— start of Data for this task —
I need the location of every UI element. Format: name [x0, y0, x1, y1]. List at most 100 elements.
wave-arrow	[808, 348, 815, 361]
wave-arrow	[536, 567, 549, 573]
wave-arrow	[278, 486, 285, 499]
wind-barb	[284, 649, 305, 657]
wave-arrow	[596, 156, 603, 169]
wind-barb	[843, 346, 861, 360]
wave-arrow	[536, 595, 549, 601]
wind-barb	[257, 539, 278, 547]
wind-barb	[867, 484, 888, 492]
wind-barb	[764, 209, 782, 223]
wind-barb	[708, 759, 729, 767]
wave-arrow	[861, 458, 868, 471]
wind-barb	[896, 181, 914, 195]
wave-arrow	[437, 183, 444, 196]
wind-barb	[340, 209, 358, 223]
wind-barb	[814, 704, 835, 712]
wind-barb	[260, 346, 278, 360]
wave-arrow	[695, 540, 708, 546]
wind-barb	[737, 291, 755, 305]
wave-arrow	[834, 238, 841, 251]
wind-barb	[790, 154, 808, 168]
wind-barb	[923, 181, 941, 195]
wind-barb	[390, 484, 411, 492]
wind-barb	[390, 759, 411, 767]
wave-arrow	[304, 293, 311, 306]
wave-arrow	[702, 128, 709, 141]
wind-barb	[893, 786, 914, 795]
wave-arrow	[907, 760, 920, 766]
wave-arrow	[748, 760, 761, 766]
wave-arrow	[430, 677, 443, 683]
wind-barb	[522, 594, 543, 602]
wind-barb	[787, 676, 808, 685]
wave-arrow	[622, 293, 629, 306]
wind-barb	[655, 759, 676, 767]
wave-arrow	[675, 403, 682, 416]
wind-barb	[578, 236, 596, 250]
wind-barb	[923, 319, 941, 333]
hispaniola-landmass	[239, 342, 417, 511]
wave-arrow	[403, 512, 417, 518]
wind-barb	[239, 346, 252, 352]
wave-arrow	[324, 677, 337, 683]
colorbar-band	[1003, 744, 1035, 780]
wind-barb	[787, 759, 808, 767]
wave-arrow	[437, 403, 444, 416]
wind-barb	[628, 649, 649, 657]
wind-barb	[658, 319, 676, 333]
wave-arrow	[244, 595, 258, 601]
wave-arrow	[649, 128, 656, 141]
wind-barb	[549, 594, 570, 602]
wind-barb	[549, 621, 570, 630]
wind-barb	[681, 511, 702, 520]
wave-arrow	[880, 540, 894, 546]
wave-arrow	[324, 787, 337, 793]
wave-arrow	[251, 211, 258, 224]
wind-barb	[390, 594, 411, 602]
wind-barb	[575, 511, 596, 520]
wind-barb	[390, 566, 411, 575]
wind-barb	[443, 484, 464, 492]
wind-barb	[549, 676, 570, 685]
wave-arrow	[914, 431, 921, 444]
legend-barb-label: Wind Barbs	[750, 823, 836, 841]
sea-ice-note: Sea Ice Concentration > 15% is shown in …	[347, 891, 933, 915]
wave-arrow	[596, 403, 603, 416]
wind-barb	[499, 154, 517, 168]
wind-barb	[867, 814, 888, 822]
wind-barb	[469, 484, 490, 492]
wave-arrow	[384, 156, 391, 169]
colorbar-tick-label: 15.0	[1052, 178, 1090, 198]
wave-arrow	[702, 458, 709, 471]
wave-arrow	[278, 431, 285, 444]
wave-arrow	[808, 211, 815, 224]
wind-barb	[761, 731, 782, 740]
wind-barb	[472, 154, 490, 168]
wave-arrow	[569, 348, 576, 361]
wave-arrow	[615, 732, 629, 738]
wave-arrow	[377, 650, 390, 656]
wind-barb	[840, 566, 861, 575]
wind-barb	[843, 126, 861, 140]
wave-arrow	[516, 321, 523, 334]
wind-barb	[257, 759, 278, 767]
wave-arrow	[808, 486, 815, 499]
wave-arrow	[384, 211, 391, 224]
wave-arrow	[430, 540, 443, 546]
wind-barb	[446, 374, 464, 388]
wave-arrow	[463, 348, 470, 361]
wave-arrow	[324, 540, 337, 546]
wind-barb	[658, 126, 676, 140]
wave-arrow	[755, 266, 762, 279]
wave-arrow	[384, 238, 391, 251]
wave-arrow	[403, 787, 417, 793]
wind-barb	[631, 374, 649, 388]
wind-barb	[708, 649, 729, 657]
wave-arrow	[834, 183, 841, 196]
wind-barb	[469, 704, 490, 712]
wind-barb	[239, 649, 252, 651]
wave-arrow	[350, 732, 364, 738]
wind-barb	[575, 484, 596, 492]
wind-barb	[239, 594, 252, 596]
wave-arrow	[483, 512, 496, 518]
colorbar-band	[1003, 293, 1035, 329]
— end of Data for this task —
=== What you are asked to do ===
Output every item above as a numbered list, leaving out any blank lines.

=== Solution ===
1. I need the location of every UI element. Format: name [x0, y0, x1, y1]. List at most 100 elements.
2. wave-arrow	[808, 348, 815, 361]
3. wave-arrow	[536, 567, 549, 573]
4. wave-arrow	[278, 486, 285, 499]
5. wind-barb	[284, 649, 305, 657]
6. wave-arrow	[596, 156, 603, 169]
7. wind-barb	[843, 346, 861, 360]
8. wave-arrow	[536, 595, 549, 601]
9. wind-barb	[257, 539, 278, 547]
10. wind-barb	[867, 484, 888, 492]
11. wind-barb	[764, 209, 782, 223]
12. wind-barb	[708, 759, 729, 767]
13. wave-arrow	[861, 458, 868, 471]
14. wind-barb	[896, 181, 914, 195]
15. wave-arrow	[437, 183, 444, 196]
16. wind-barb	[340, 209, 358, 223]
17. wind-barb	[814, 704, 835, 712]
18. wind-barb	[260, 346, 278, 360]
19. wave-arrow	[695, 540, 708, 546]
20. wind-barb	[737, 291, 755, 305]
21. wave-arrow	[834, 238, 841, 251]
22. wind-barb	[790, 154, 808, 168]
23. wind-barb	[923, 181, 941, 195]
24. wind-barb	[390, 484, 411, 492]
25. wind-barb	[390, 759, 411, 767]
26. wave-arrow	[304, 293, 311, 306]
27. wave-arrow	[702, 128, 709, 141]
28. wind-barb	[893, 786, 914, 795]
29. wave-arrow	[907, 760, 920, 766]
30. wave-arrow	[748, 760, 761, 766]
31. wave-arrow	[430, 677, 443, 683]
32. wind-barb	[522, 594, 543, 602]
33. wind-barb	[787, 676, 808, 685]
34. wave-arrow	[622, 293, 629, 306]
35. wind-barb	[655, 759, 676, 767]
36. wave-arrow	[675, 403, 682, 416]
37. wind-barb	[578, 236, 596, 250]
38. wind-barb	[923, 319, 941, 333]
39. hispaniola-landmass	[239, 342, 417, 511]
40. wave-arrow	[403, 512, 417, 518]
41. wind-barb	[239, 346, 252, 352]
42. wave-arrow	[324, 677, 337, 683]
43. colorbar-band	[1003, 744, 1035, 780]
44. wind-barb	[787, 759, 808, 767]
45. wave-arrow	[437, 403, 444, 416]
46. wind-barb	[628, 649, 649, 657]
47. wind-barb	[658, 319, 676, 333]
48. wave-arrow	[244, 595, 258, 601]
49. wave-arrow	[649, 128, 656, 141]
50. wind-barb	[549, 594, 570, 602]
51. wind-barb	[549, 621, 570, 630]
52. wind-barb	[681, 511, 702, 520]
53. wave-arrow	[880, 540, 894, 546]
54. wave-arrow	[324, 787, 337, 793]
55. wave-arrow	[251, 211, 258, 224]
56. wind-barb	[390, 594, 411, 602]
57. wind-barb	[575, 511, 596, 520]
58. wind-barb	[390, 566, 411, 575]
59. wind-barb	[443, 484, 464, 492]
60. wind-barb	[549, 676, 570, 685]
61. wave-arrow	[914, 431, 921, 444]
62. legend-barb-label: Wind Barbs	[750, 823, 836, 841]
63. sea-ice-note: Sea Ice Concentration > 15% is shown in …	[347, 891, 933, 915]
64. wave-arrow	[596, 403, 603, 416]
65. wind-barb	[499, 154, 517, 168]
66. wind-barb	[867, 814, 888, 822]
67. wind-barb	[469, 484, 490, 492]
68. wave-arrow	[384, 156, 391, 169]
69. colorbar-tick-label: 15.0	[1052, 178, 1090, 198]
70. wave-arrow	[702, 458, 709, 471]
71. wave-arrow	[278, 431, 285, 444]
72. wave-arrow	[808, 211, 815, 224]
73. wind-barb	[761, 731, 782, 740]
74. wind-barb	[472, 154, 490, 168]
75. wave-arrow	[569, 348, 576, 361]
76. wave-arrow	[615, 732, 629, 738]
77. wave-arrow	[377, 650, 390, 656]
78. wind-barb	[840, 566, 861, 575]
79. wind-barb	[843, 126, 861, 140]
80. wave-arrow	[516, 321, 523, 334]
81. wind-barb	[257, 759, 278, 767]
82. wave-arrow	[808, 486, 815, 499]
83. wave-arrow	[384, 211, 391, 224]
84. wave-arrow	[430, 540, 443, 546]
85. wind-barb	[446, 374, 464, 388]
86. wave-arrow	[463, 348, 470, 361]
87. wave-arrow	[324, 540, 337, 546]
88. wind-barb	[658, 126, 676, 140]
89. wave-arrow	[755, 266, 762, 279]
90. wave-arrow	[384, 238, 391, 251]
91. wave-arrow	[403, 787, 417, 793]
92. wind-barb	[631, 374, 649, 388]
93. wind-barb	[708, 649, 729, 657]
94. wave-arrow	[834, 183, 841, 196]
95. wind-barb	[469, 704, 490, 712]
96. wind-barb	[239, 649, 252, 651]
97. wave-arrow	[350, 732, 364, 738]
98. wind-barb	[575, 484, 596, 492]
99. wind-barb	[239, 594, 252, 596]
100. wave-arrow	[483, 512, 496, 518]
101. colorbar-band	[1003, 293, 1035, 329]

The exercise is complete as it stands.